## Material to process
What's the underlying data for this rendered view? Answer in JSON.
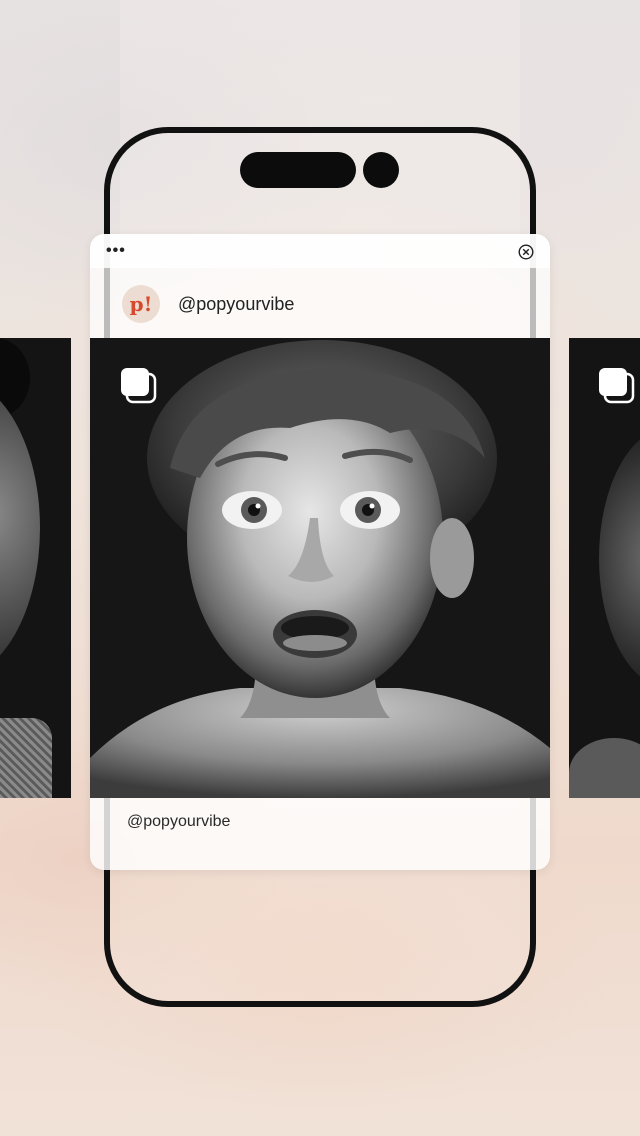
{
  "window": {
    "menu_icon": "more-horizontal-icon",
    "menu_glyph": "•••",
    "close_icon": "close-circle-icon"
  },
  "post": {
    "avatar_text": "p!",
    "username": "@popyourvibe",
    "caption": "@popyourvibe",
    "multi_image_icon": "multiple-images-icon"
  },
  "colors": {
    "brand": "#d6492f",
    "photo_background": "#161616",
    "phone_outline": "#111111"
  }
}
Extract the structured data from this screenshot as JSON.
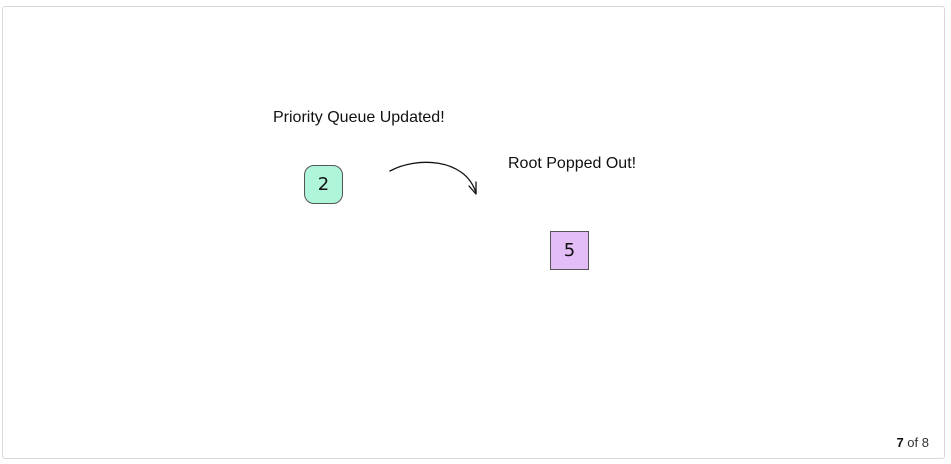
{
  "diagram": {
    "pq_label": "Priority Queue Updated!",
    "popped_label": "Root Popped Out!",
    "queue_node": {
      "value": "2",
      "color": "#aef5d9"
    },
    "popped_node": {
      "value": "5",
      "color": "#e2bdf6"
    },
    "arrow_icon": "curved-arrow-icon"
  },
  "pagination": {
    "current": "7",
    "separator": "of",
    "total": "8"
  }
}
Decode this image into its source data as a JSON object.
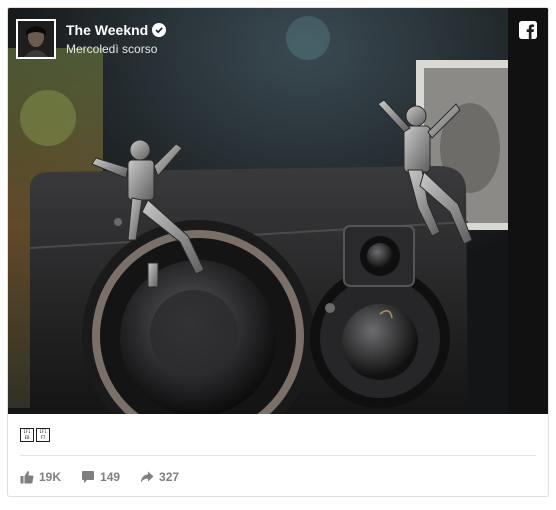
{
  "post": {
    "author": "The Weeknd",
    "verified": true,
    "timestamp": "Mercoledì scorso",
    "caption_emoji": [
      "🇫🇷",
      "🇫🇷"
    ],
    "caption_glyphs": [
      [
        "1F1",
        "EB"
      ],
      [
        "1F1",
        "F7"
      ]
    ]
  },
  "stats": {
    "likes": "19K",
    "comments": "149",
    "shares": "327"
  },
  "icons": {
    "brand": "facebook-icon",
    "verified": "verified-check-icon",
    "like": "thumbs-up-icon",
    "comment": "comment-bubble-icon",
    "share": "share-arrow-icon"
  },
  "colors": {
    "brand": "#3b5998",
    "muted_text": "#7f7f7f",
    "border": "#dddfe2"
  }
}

## Short exercise
Using the listing above, return all lines where the word "data" occurs.

## Full solution
What's the underlying data for this rendered view? Answer in JSON.
Extract the structured data from this screenshot as JSON.
Decode this image into its source data as a JSON object.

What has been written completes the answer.